What is being asked -
Below are some entries. Output each one exactly as it appears.

(Records from a data collection)
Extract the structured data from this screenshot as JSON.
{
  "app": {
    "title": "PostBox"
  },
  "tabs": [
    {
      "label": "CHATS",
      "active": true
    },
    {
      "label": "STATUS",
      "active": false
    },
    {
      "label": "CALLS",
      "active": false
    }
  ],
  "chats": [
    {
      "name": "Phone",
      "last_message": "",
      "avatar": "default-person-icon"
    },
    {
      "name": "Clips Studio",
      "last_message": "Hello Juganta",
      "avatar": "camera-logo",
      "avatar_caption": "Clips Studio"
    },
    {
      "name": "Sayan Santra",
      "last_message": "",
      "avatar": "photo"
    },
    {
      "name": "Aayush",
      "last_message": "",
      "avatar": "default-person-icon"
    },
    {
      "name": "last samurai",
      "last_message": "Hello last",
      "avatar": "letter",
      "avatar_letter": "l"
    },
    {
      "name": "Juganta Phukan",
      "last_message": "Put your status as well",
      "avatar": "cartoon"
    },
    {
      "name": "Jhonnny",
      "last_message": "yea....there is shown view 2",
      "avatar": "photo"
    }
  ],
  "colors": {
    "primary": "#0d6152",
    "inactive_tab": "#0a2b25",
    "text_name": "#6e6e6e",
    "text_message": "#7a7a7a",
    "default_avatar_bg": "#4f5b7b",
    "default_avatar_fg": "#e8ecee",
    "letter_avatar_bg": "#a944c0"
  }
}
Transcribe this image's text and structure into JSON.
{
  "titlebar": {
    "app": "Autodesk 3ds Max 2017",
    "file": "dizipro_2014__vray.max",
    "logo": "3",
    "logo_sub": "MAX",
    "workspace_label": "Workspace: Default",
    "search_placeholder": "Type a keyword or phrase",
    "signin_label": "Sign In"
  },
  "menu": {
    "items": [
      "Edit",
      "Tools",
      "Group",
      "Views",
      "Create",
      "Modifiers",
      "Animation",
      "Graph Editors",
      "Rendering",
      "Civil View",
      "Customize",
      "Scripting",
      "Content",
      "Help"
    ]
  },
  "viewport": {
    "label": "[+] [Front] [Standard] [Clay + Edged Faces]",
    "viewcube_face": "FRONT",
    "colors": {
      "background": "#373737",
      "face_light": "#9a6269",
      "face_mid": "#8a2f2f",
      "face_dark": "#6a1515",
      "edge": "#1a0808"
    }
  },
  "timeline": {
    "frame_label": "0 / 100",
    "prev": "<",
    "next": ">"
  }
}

Exercise result -
Extract the structured data from this screenshot as JSON.
{
  "app": {
    "title": "PostBox"
  },
  "tabs": [
    {
      "label": "CHATS",
      "active": true
    },
    {
      "label": "STATUS",
      "active": false
    },
    {
      "label": "CALLS",
      "active": false
    }
  ],
  "chats": [
    {
      "name": "Phone",
      "last_message": "",
      "avatar": "default-person-icon"
    },
    {
      "name": "Clips Studio",
      "last_message": "Hello Juganta",
      "avatar": "camera-logo",
      "avatar_caption": "Clips Studio"
    },
    {
      "name": "Sayan Santra",
      "last_message": "",
      "avatar": "photo"
    },
    {
      "name": "Aayush",
      "last_message": "",
      "avatar": "default-person-icon"
    },
    {
      "name": "last samurai",
      "last_message": "Hello last",
      "avatar": "letter",
      "avatar_letter": "l"
    },
    {
      "name": "Juganta Phukan",
      "last_message": "Put your status as well",
      "avatar": "cartoon"
    },
    {
      "name": "Jhonnny",
      "last_message": "yea....there is shown view 2",
      "avatar": "photo"
    }
  ],
  "colors": {
    "primary": "#0d6152",
    "inactive_tab": "#0a2b25",
    "text_name": "#6e6e6e",
    "text_message": "#7a7a7a",
    "default_avatar_bg": "#4f5b7b",
    "default_avatar_fg": "#e8ecee",
    "letter_avatar_bg": "#a944c0"
  }
}
Transcribe this image's text and structure into JSON.
{
  "titlebar": {
    "app": "Autodesk 3ds Max 2017",
    "file": "dizipro_2014__vray.max",
    "logo": "3",
    "logo_sub": "MAX",
    "workspace_label": "Workspace: Default",
    "search_placeholder": "Type a keyword or phrase",
    "signin_label": "Sign In"
  },
  "menu": {
    "items": [
      "Edit",
      "Tools",
      "Group",
      "Views",
      "Create",
      "Modifiers",
      "Animation",
      "Graph Editors",
      "Rendering",
      "Civil View",
      "Customize",
      "Scripting",
      "Content",
      "Help"
    ]
  },
  "viewport": {
    "label": "[+] [Front] [Standard] [Clay + Edged Faces]",
    "viewcube_face": "FRONT",
    "colors": {
      "background": "#373737",
      "face_light": "#9a6269",
      "face_mid": "#8a2f2f",
      "face_dark": "#6a1515",
      "edge": "#1a0808"
    }
  },
  "timeline": {
    "frame_label": "0 / 100",
    "prev": "<",
    "next": ">"
  }
}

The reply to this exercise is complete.